REQUIRED TASK
Look at the entries below and reproduce them exactly.

— begin RECORDS SUPPLIED —

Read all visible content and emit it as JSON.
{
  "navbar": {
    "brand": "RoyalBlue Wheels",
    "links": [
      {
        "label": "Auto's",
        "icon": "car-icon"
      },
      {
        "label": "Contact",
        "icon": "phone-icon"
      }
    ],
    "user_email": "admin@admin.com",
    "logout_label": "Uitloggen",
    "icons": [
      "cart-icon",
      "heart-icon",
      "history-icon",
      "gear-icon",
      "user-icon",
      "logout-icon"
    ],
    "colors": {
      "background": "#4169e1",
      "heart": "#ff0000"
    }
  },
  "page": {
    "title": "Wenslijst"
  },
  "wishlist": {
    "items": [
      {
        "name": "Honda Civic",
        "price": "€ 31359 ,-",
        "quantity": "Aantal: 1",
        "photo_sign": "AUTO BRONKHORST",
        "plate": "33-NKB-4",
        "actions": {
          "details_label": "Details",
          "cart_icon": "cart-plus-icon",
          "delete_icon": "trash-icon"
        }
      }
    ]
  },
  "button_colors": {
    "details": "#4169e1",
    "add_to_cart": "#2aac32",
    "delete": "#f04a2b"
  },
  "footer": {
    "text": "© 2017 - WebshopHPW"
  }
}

— end RECORDS SUPPLIED —

EXPECTED ANSWER
Read all visible content and emit it as JSON.
{
  "navbar": {
    "brand": "RoyalBlue Wheels",
    "links": [
      {
        "label": "Auto's",
        "icon": "car-icon"
      },
      {
        "label": "Contact",
        "icon": "phone-icon"
      }
    ],
    "user_email": "admin@admin.com",
    "logout_label": "Uitloggen",
    "icons": [
      "cart-icon",
      "heart-icon",
      "history-icon",
      "gear-icon",
      "user-icon",
      "logout-icon"
    ],
    "colors": {
      "background": "#4169e1",
      "heart": "#ff0000"
    }
  },
  "page": {
    "title": "Wenslijst"
  },
  "wishlist": {
    "items": [
      {
        "name": "Honda Civic",
        "price": "€ 31359 ,-",
        "quantity": "Aantal: 1",
        "photo_sign": "AUTO BRONKHORST",
        "plate": "33-NKB-4",
        "actions": {
          "details_label": "Details",
          "cart_icon": "cart-plus-icon",
          "delete_icon": "trash-icon"
        }
      }
    ]
  },
  "button_colors": {
    "details": "#4169e1",
    "add_to_cart": "#2aac32",
    "delete": "#f04a2b"
  },
  "footer": {
    "text": "© 2017 - WebshopHPW"
  }
}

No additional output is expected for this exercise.